## WHAT YOU ARE ASKED TO DO
In the acoustic neuroma study summary, how many patients were treated with observation only throughout the study period?

## PROVIDED PASSAGE

The subjects' charts were reviewed for age at diagnosis, facial nerve function, hearing status and tumor size. Each of these factors was re-evaluated at six months, and then yearly, unless rapid growth was encountered. Tumor size was measured in the largest dimension seen on gadolinium enhanced MRI. The presence of brainstem compression or hydrocephalus was similarly recorded. The endpoint was either the most recent clinical evaluation, or need for further intervention (surgery or radiotherapy).

Results: Forty-one patients were identified who were over the age of 65 years, and had received no prior treatment for their acoustic neuroma. Average age was found to be 70.8 years, with a range from 65 years to 94 years. The mean follow-up time was 42 months, with a median of 24 months.

Key findings include:

(1) Twenty-one (51.2 percent) tumors demonstrated growth during the follow-up period, at a mean rate of 0.322 cm per year. No growth was identified in 19 (46 percent) patients, while one patient (two percent) had a decrease in tumor size at a rate of 0.055 cm/year. No correlations could be made between tumor size at presentation and subsequent growth rate.

(2) Thirty-six patients (88 percent) were treated with observation only throughout the study period. The mean tumor size at presentation was 1.04 cm (range 2.5 mm B 2.5 cm). The mean length of follow-up in this group was 46 months (range 6 months B 120 months). One patient developed a grade II facial weakness during the observation period. Several patients had stable tumors for many years (5-7 years), with the subsequent development of tumor growth; none of these patients required intervention.

(3) No patients in the observation group developed hydrocephalus, or symptomatic brainstem compression. Hearing deteriorated in 20 percent of patients during the follow-up period (SRT elevation >10dB, or SDS decline > 10 percent). Hearing was preserved in 14 percent of patients, of these, 12 percent were unchanged, and in 2 percent it improved slightly. The vast majority of patients (66 percent) had no hearing loss at the onset of the study.

## DATASET EXCERPTS
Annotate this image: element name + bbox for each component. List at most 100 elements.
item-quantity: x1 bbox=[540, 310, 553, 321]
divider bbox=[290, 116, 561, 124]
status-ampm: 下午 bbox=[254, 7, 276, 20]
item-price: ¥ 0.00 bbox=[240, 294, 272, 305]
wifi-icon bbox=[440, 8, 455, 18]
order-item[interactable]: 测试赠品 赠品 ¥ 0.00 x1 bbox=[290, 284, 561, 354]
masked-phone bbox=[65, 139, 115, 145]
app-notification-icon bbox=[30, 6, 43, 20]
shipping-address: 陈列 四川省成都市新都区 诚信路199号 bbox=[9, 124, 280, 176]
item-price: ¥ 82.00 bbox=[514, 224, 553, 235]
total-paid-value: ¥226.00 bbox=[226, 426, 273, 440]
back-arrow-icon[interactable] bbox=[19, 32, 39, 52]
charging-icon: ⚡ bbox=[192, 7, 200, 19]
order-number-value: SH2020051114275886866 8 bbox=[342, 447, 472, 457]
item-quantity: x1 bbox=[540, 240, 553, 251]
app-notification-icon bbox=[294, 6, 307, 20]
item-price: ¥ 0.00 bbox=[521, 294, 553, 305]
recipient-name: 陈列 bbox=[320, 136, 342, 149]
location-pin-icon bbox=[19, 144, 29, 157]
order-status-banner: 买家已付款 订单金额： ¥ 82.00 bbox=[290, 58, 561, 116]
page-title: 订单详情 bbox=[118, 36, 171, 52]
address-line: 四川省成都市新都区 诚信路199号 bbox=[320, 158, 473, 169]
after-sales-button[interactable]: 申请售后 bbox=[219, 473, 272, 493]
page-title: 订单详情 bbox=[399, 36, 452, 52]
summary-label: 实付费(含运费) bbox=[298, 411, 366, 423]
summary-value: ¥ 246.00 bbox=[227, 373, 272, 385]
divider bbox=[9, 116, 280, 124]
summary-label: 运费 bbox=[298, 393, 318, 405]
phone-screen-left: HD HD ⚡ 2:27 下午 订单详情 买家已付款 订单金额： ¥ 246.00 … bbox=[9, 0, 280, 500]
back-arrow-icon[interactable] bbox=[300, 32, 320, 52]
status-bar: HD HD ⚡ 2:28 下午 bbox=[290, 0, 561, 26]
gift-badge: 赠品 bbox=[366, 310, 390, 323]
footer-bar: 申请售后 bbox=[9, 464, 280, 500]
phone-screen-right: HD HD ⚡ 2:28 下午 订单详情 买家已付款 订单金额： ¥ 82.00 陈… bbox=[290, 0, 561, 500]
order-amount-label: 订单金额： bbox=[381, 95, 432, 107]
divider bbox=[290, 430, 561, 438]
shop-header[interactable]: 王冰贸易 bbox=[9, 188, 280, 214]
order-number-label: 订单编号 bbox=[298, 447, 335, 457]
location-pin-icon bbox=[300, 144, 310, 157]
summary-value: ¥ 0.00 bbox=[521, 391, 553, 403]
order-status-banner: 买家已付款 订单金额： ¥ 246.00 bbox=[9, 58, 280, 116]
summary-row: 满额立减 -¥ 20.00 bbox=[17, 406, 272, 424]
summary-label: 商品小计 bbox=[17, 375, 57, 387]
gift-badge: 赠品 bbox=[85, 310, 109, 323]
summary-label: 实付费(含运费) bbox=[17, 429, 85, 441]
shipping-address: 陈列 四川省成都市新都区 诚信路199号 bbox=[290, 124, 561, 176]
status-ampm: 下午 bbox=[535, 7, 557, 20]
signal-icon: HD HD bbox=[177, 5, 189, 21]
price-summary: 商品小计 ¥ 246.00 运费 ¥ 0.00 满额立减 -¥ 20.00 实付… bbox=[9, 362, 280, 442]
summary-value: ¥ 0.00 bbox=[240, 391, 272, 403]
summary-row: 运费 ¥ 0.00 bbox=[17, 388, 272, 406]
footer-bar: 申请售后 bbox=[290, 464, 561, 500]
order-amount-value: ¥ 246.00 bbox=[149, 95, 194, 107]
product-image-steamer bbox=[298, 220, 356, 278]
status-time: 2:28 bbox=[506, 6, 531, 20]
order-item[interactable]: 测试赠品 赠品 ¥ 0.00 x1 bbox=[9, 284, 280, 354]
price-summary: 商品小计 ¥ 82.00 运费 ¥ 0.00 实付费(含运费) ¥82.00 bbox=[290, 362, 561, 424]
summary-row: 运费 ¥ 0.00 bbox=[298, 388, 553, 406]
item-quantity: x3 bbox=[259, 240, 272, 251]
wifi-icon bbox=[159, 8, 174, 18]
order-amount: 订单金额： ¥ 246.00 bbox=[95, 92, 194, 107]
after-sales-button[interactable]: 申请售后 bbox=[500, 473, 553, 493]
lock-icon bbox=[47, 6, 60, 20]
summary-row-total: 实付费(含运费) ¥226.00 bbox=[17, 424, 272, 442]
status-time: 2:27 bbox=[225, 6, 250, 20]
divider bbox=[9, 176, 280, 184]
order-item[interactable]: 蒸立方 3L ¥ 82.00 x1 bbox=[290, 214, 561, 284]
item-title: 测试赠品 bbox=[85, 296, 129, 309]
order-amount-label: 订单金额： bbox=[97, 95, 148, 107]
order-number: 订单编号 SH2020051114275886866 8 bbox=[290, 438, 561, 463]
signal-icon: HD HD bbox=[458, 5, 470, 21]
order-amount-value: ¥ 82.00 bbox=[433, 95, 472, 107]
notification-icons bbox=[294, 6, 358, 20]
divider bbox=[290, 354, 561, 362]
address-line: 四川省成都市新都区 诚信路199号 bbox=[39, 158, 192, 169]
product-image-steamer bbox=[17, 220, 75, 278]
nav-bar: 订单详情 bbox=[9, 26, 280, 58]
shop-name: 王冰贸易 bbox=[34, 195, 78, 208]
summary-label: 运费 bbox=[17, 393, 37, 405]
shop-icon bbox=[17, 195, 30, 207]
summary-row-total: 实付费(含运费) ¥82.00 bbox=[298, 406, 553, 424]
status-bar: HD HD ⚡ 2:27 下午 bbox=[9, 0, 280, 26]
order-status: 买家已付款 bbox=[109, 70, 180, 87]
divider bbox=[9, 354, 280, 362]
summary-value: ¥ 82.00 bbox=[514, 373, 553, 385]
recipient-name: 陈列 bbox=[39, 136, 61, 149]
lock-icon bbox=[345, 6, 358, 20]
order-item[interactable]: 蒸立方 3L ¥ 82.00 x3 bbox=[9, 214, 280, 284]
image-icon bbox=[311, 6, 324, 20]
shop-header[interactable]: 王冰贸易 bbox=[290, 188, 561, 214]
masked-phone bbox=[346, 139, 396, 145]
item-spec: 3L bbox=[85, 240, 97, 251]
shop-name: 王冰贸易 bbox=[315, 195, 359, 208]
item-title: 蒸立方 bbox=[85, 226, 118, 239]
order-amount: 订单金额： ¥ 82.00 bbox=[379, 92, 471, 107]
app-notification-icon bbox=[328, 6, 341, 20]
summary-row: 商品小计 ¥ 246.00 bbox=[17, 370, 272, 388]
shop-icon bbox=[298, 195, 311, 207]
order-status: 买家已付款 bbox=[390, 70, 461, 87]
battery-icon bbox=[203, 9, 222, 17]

## ANSWER FOR THE TASK
Thirty-six patients (88 percent).